(Collected data entries)
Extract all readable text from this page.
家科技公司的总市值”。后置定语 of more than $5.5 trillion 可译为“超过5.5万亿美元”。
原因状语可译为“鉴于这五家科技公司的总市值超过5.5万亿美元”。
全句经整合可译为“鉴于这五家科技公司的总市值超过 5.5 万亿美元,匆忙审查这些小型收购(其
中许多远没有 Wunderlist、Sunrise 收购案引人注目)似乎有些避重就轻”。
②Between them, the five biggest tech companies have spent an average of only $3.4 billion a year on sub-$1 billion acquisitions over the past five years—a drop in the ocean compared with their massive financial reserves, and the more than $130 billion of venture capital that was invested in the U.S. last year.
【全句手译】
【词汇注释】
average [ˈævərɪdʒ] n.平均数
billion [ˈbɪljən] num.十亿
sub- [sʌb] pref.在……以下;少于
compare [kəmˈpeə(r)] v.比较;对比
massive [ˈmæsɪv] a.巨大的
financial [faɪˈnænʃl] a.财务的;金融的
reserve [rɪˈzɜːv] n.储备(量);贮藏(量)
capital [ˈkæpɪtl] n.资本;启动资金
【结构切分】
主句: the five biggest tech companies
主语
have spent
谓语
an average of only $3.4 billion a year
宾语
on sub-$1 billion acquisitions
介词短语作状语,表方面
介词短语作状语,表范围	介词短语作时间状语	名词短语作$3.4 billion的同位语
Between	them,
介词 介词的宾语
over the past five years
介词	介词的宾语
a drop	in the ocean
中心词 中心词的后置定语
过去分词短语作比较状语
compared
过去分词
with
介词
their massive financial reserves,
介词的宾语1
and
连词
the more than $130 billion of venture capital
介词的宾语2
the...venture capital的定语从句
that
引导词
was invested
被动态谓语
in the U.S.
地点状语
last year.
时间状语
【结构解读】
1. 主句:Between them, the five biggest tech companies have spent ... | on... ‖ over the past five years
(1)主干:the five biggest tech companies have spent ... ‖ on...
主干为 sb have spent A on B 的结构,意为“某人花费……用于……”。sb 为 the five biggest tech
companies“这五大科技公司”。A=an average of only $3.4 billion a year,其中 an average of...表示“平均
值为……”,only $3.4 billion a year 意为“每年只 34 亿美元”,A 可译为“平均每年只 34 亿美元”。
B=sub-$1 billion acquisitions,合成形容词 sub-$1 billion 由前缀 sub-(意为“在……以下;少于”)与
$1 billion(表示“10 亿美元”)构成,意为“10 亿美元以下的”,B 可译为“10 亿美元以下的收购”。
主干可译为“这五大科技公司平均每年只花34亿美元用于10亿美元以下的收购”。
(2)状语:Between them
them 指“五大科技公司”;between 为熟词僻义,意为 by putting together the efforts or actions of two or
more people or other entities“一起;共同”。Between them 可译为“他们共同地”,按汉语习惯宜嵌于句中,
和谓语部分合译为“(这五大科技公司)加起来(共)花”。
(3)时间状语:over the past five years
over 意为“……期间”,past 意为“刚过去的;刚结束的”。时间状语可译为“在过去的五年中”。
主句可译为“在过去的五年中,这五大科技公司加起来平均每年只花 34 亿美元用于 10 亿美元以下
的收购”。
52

> [Aim of the task] In the listing above, how many lines include the word "years"? Answer with the number and nothing more.

> [Written response] 4